### Dataset rows about figures
════════════════════

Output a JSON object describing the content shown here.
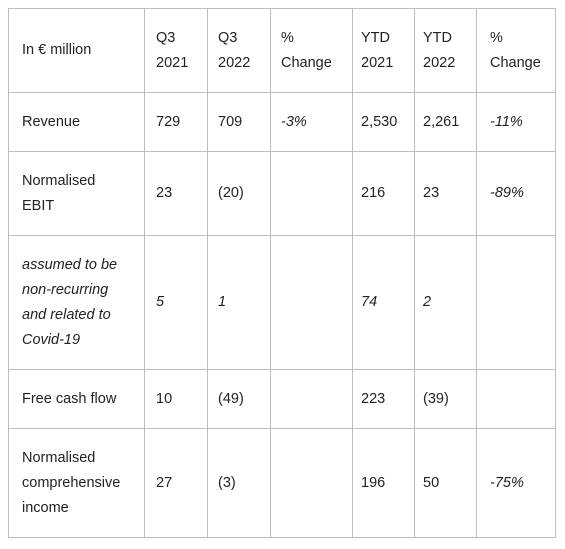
{
  "table": {
    "header": {
      "label": "In € million",
      "columns": [
        [
          "Q3",
          "2021"
        ],
        [
          "Q3",
          "2022"
        ],
        [
          "%",
          "Change"
        ],
        [
          "YTD",
          "2021"
        ],
        [
          "YTD",
          "2022"
        ],
        [
          "%",
          "Change"
        ]
      ]
    },
    "rows": [
      {
        "label_lines": [
          "Revenue"
        ],
        "italic": false,
        "cells": [
          "729",
          "709",
          "-3%",
          "2,530",
          "2,261",
          "-11%"
        ],
        "change_italic": [
          true,
          true
        ]
      },
      {
        "label_lines": [
          "Normalised",
          "EBIT"
        ],
        "italic": false,
        "cells": [
          "23",
          "(20)",
          "",
          "216",
          "23",
          "-89%"
        ],
        "change_italic": [
          true,
          true
        ]
      },
      {
        "label_lines": [
          "assumed to be",
          "non-recurring",
          "and related to",
          "Covid-19"
        ],
        "italic": true,
        "cells": [
          "5",
          "1",
          "",
          "74",
          "2",
          ""
        ],
        "change_italic": [
          true,
          true
        ]
      },
      {
        "label_lines": [
          "Free cash flow"
        ],
        "italic": false,
        "cells": [
          "10",
          "(49)",
          "",
          "223",
          "(39)",
          ""
        ],
        "change_italic": [
          true,
          true
        ]
      },
      {
        "label_lines": [
          "Normalised",
          "comprehensive",
          "income"
        ],
        "italic": false,
        "cells": [
          "27",
          "(3)",
          "",
          "196",
          "50",
          "-75%"
        ],
        "change_italic": [
          true,
          true
        ]
      }
    ]
  }
}
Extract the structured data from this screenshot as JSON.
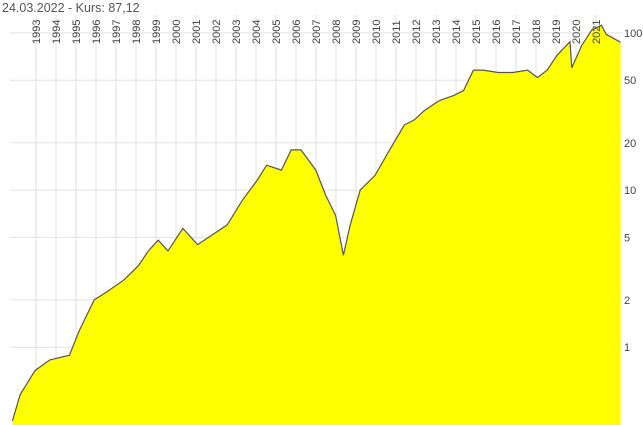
{
  "chart_data": {
    "type": "area",
    "title": "24.03.2022  -  Kurs: 87,12",
    "x": [
      1991.82,
      1992.21,
      1992.95,
      1993.69,
      1994.67,
      1995.17,
      1995.91,
      1996.65,
      1997.38,
      1998.12,
      1998.62,
      1999.11,
      1999.6,
      2000.34,
      2001.08,
      2001.82,
      2002.56,
      2003.31,
      2004.05,
      2004.53,
      2005.27,
      2005.76,
      2006.25,
      2006.99,
      2007.48,
      2007.98,
      2008.37,
      2008.71,
      2009.21,
      2009.95,
      2010.68,
      2011.42,
      2011.92,
      2012.41,
      2013.15,
      2013.89,
      2014.38,
      2014.87,
      2015.36,
      2016.1,
      2016.84,
      2017.58,
      2018.07,
      2018.56,
      2019.05,
      2019.7,
      2019.79,
      2020.28,
      2020.78,
      2021.27,
      2021.51,
      2022.23
    ],
    "series": [
      {
        "color": "#ffff00",
        "line_color": "#555555",
        "values": [
          0.34,
          0.5,
          0.71,
          0.83,
          0.89,
          1.28,
          2.0,
          2.3,
          2.67,
          3.3,
          4.1,
          4.8,
          4.1,
          5.7,
          4.5,
          5.2,
          6.0,
          8.6,
          11.5,
          14.4,
          13.4,
          18,
          18,
          13.4,
          9.3,
          6.9,
          3.85,
          6,
          10,
          12.4,
          18,
          26,
          28,
          32,
          37,
          40,
          43,
          58,
          58,
          56,
          56,
          58,
          52,
          58,
          72,
          88,
          60,
          83,
          104,
          112,
          98,
          87.12
        ]
      }
    ],
    "xlim": [
      1991.7,
      2022.3
    ],
    "xticks": [
      1993,
      1994,
      1995,
      1996,
      1997,
      1998,
      1999,
      2000,
      2001,
      2002,
      2003,
      2004,
      2005,
      2006,
      2007,
      2008,
      2009,
      2010,
      2011,
      2012,
      2013,
      2014,
      2015,
      2016,
      2017,
      2018,
      2019,
      2020,
      2021
    ],
    "ylim": [
      0.32,
      130
    ],
    "yticks": [
      100,
      50,
      20,
      10,
      5,
      2,
      1
    ],
    "log_scale": true,
    "grid": true
  }
}
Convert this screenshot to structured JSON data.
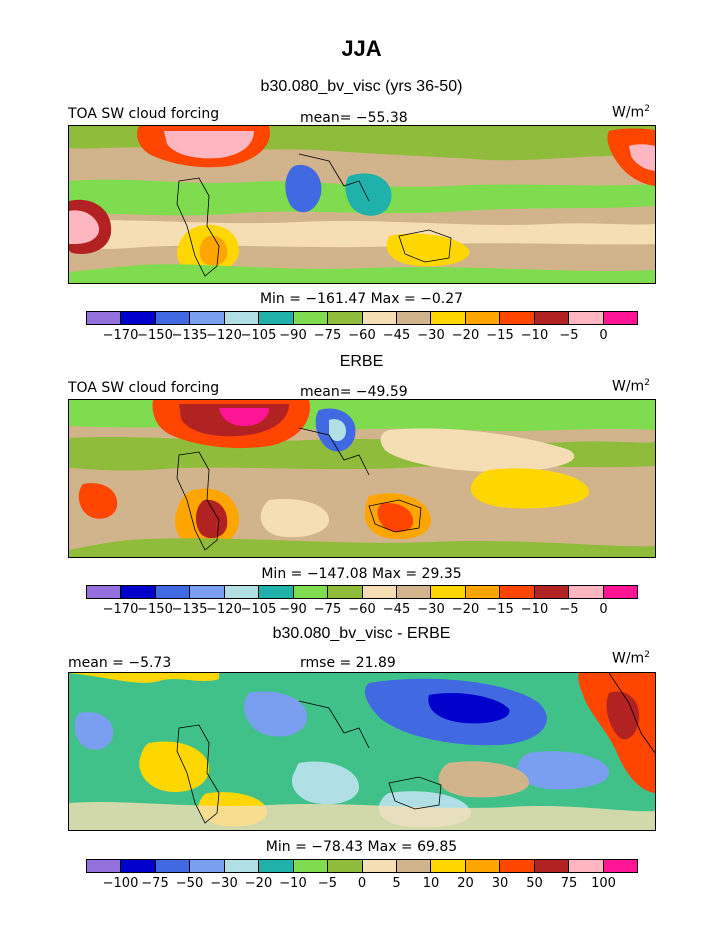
{
  "title": "JJA",
  "units": "W/m",
  "units_sup": "2",
  "panels": [
    {
      "title": "b30.080_bv_visc (yrs 36-50)",
      "left_label": "TOA SW cloud forcing",
      "center_label": "mean= −55.38",
      "range_label": "Min = −161.47 Max =  −0.27"
    },
    {
      "title": "ERBE",
      "left_label": "TOA SW cloud forcing",
      "center_label": "mean= −49.59",
      "range_label": "Min = −147.08 Max =  29.35"
    },
    {
      "title": "b30.080_bv_visc - ERBE",
      "left_label": "mean =  −5.73",
      "center_label": "rmse =  21.89",
      "range_label": "Min = −78.43 Max =  69.85"
    }
  ],
  "colorbar_abs": {
    "colors": [
      "#9370db",
      "#0000cd",
      "#4169e1",
      "#7b9ff0",
      "#b0e0e6",
      "#20b2aa",
      "#7fdc4e",
      "#8fbc3a",
      "#f5deb3",
      "#d2b48c",
      "#ffd700",
      "#ffa500",
      "#ff4500",
      "#b22222",
      "#ffb6c1",
      "#ff1493"
    ],
    "ticks": [
      "−170",
      "−150",
      "−135",
      "−120",
      "−105",
      "−90",
      "−75",
      "−60",
      "−45",
      "−30",
      "−20",
      "−15",
      "−10",
      "−5",
      "0"
    ]
  },
  "colorbar_diff": {
    "colors": [
      "#9370db",
      "#0000cd",
      "#4169e1",
      "#7b9ff0",
      "#b0e0e6",
      "#20b2aa",
      "#7fdc4e",
      "#8fbc3a",
      "#f5deb3",
      "#d2b48c",
      "#ffd700",
      "#ffa500",
      "#ff4500",
      "#b22222",
      "#ffb6c1",
      "#ff1493"
    ],
    "ticks": [
      "−100",
      "−75",
      "−50",
      "−30",
      "−20",
      "−10",
      "−5",
      "0",
      "5",
      "10",
      "20",
      "30",
      "50",
      "75",
      "100"
    ]
  },
  "chart_data": [
    {
      "type": "heatmap",
      "title": "b30.080_bv_visc (yrs 36-50)",
      "variable": "TOA SW cloud forcing",
      "units": "W/m2",
      "mean": -55.38,
      "min": -161.47,
      "max": -0.27,
      "contour_levels": [
        -170,
        -150,
        -135,
        -120,
        -105,
        -90,
        -75,
        -60,
        -45,
        -30,
        -20,
        -15,
        -10,
        -5,
        0
      ]
    },
    {
      "type": "heatmap",
      "title": "ERBE",
      "variable": "TOA SW cloud forcing",
      "units": "W/m2",
      "mean": -49.59,
      "min": -147.08,
      "max": 29.35,
      "contour_levels": [
        -170,
        -150,
        -135,
        -120,
        -105,
        -90,
        -75,
        -60,
        -45,
        -30,
        -20,
        -15,
        -10,
        -5,
        0
      ]
    },
    {
      "type": "heatmap",
      "title": "b30.080_bv_visc - ERBE",
      "units": "W/m2",
      "mean": -5.73,
      "rmse": 21.89,
      "min": -78.43,
      "max": 69.85,
      "contour_levels": [
        -100,
        -75,
        -50,
        -30,
        -20,
        -10,
        -5,
        0,
        5,
        10,
        20,
        30,
        50,
        75,
        100
      ]
    }
  ]
}
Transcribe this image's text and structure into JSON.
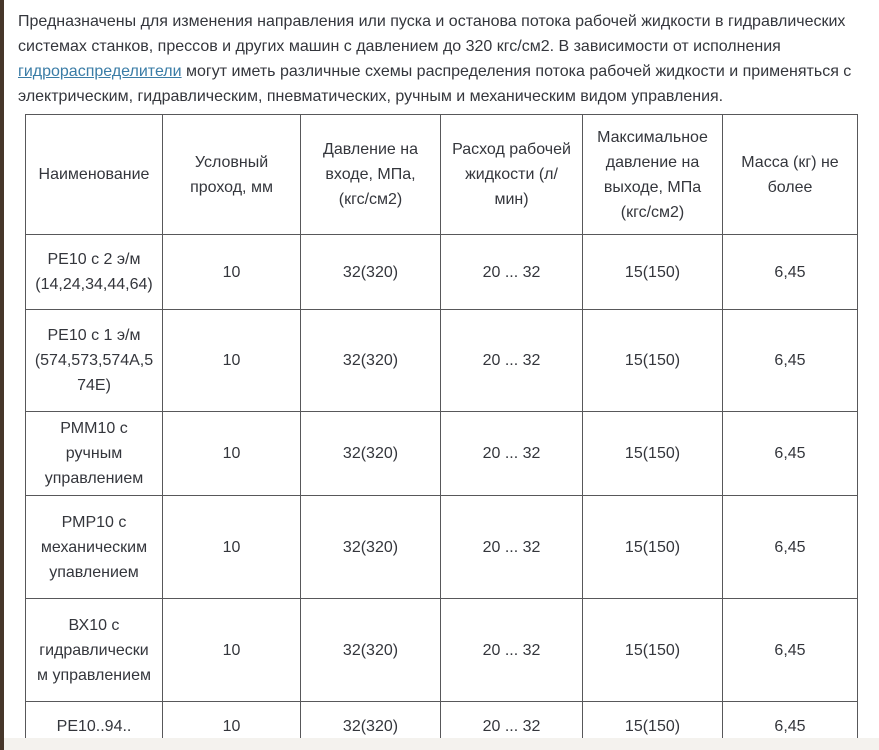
{
  "intro": {
    "before": "Предназначены для изменения направления или пуска и останова потока рабочей жидкости в гидравлических системах станков, прессов и других машин с давлением до 320 кгс/см2. В зависимости от исполнения ",
    "link": "гидрораспределители",
    "after": " могут иметь различные схемы распределения потока рабочей жидкости и применяться с электрическим, гидравлическим, пневматических, ручным и механическим видом управления."
  },
  "table": {
    "headers": [
      "Наименование",
      "Условный проход, мм",
      "Давление на входе, МПа, (кгс/см2)",
      "Расход рабочей жидкости (л/ мин)",
      "Максимальное давление на выходе, МПа (кгс/см2)",
      "Масса (кг) не более"
    ],
    "rows": [
      [
        "РЕ10 с 2 э/м (14,24,34,44,64)",
        "10",
        "32(320)",
        "20 ... 32",
        "15(150)",
        "6,45"
      ],
      [
        "РЕ10 с 1 э/м (574,573,574А,574Е)",
        "10",
        "32(320)",
        "20 ... 32",
        "15(150)",
        "6,45"
      ],
      [
        "РММ10 с ручным управлением",
        "10",
        "32(320)",
        "20 ... 32",
        "15(150)",
        "6,45"
      ],
      [
        "РМР10 с механическим упавлением",
        "10",
        "32(320)",
        "20 ... 32",
        "15(150)",
        "6,45"
      ],
      [
        "ВХ10 с гидравлическим управлением",
        "10",
        "32(320)",
        "20 ... 32",
        "15(150)",
        "6,45"
      ],
      [
        "РЕ10..94..",
        "10",
        "32(320)",
        "20 ... 32",
        "15(150)",
        "6,45"
      ]
    ]
  },
  "colors": {
    "text": "#34363c",
    "link": "#3a7ca6",
    "table_border": "#58585a",
    "page_left_border": "#46362a",
    "below_table_strip": "#f4f2ee"
  },
  "chart_data": {
    "type": "table",
    "title": "",
    "columns": [
      "Наименование",
      "Условный проход, мм",
      "Давление на входе, МПа, (кгс/см2)",
      "Расход рабочей жидкости (л/ мин)",
      "Максимальное давление на выходе, МПа (кгс/см2)",
      "Масса (кг) не более"
    ],
    "rows": [
      [
        "РЕ10 с 2 э/м (14,24,34,44,64)",
        "10",
        "32(320)",
        "20 ... 32",
        "15(150)",
        "6,45"
      ],
      [
        "РЕ10 с 1 э/м (574,573,574А,574Е)",
        "10",
        "32(320)",
        "20 ... 32",
        "15(150)",
        "6,45"
      ],
      [
        "РММ10 с ручным управлением",
        "10",
        "32(320)",
        "20 ... 32",
        "15(150)",
        "6,45"
      ],
      [
        "РМР10 с механическим упавлением",
        "10",
        "32(320)",
        "20 ... 32",
        "15(150)",
        "6,45"
      ],
      [
        "ВХ10 с гидравлическим управлением",
        "10",
        "32(320)",
        "20 ... 32",
        "15(150)",
        "6,45"
      ],
      [
        "РЕ10..94..",
        "10",
        "32(320)",
        "20 ... 32",
        "15(150)",
        "6,45"
      ]
    ]
  }
}
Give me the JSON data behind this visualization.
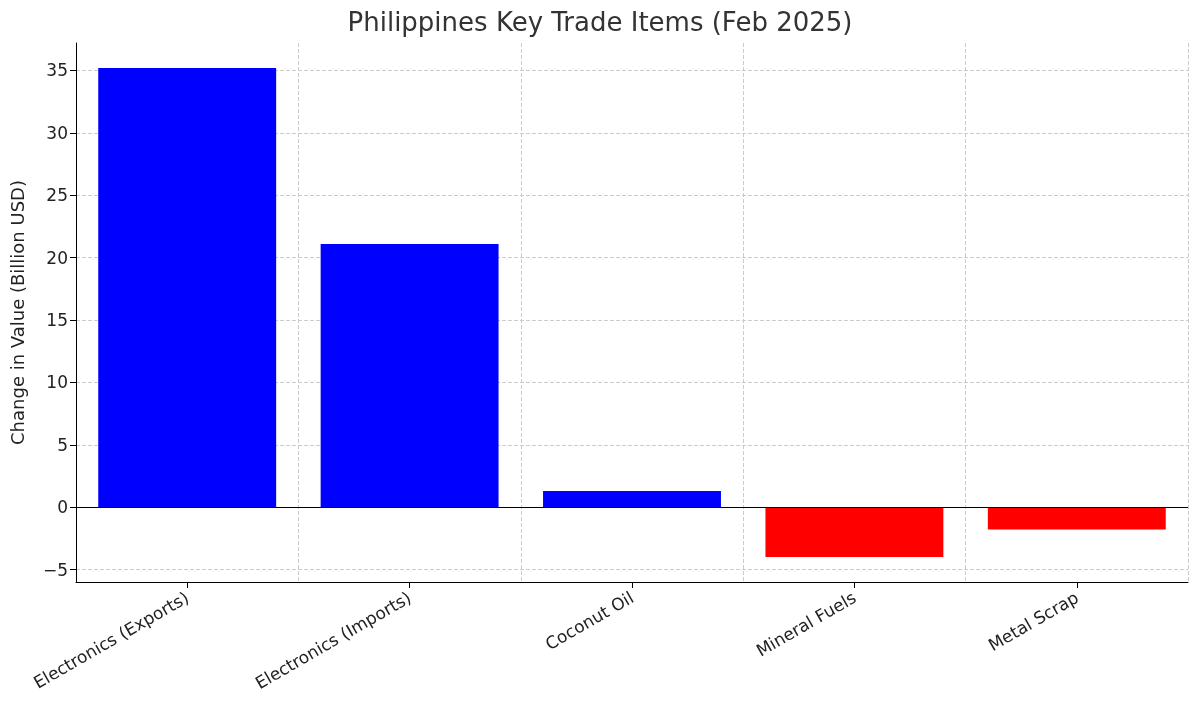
{
  "chart_data": {
    "type": "bar",
    "title": "Philippines Key Trade Items (Feb 2025)",
    "ylabel": "Change in Value (Billion USD)",
    "categories": [
      "Electronics (Exports)",
      "Electronics (Imports)",
      "Coconut Oil",
      "Mineral Fuels",
      "Metal Scrap"
    ],
    "values": [
      35.2,
      21.1,
      1.3,
      -4.0,
      -1.8
    ],
    "colors": [
      "#0000ff",
      "#0000ff",
      "#0000ff",
      "#ff0000",
      "#ff0000"
    ],
    "ylim": [
      -6,
      37.2
    ],
    "yticks": [
      -5,
      0,
      5,
      10,
      15,
      20,
      25,
      30,
      35
    ],
    "ref_lines": [
      {
        "axis": "y",
        "value": 0,
        "color": "#000000",
        "line_style": "solid"
      }
    ],
    "grid": true
  }
}
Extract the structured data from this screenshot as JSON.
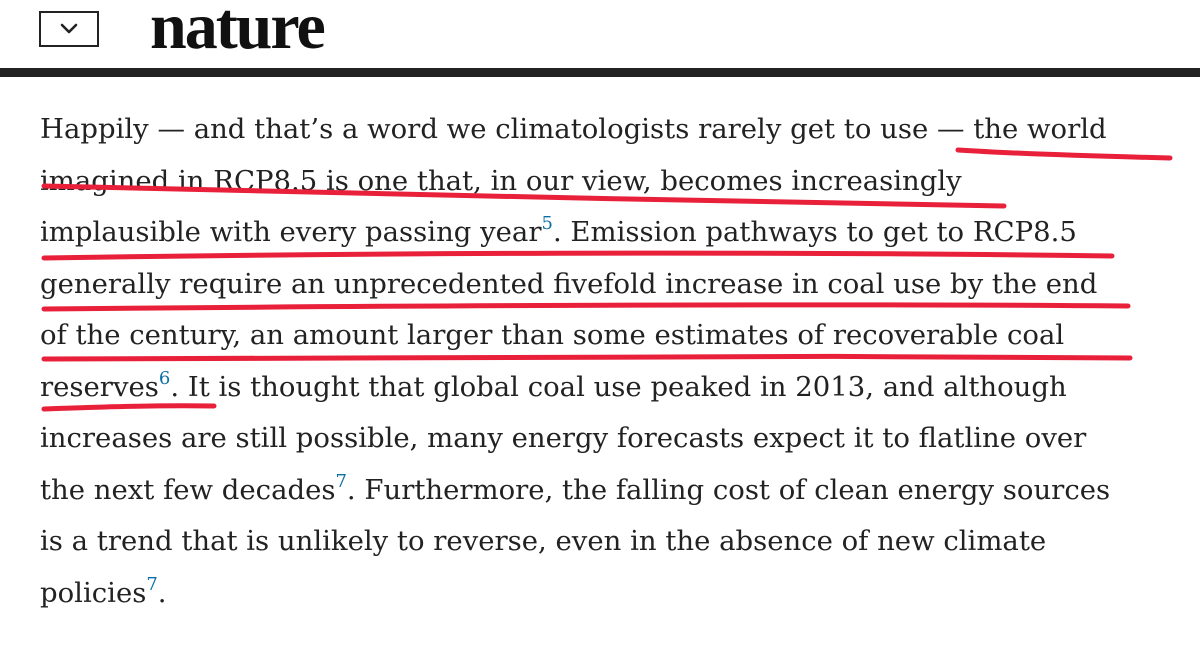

════════════════════

### To do
Report all lines of the material that contain the word "title".

### Response below
    "title": "24.03.2022  -  Kurs: 87,12",
  "title": "JJA",
      "title": "b30.080_bv_visc (yrs 36-50)",
      "title": "ERBE",
      "title": "b30.080_bv_visc - ERBE",
      "title": "b30.080_bv_visc (yrs 36-50)",
      "title": "ERBE",
      "title": "b30.080_bv_visc - ERBE",
    "title": "",
    "title": "Philippines Key Trade Items (Feb 2025)",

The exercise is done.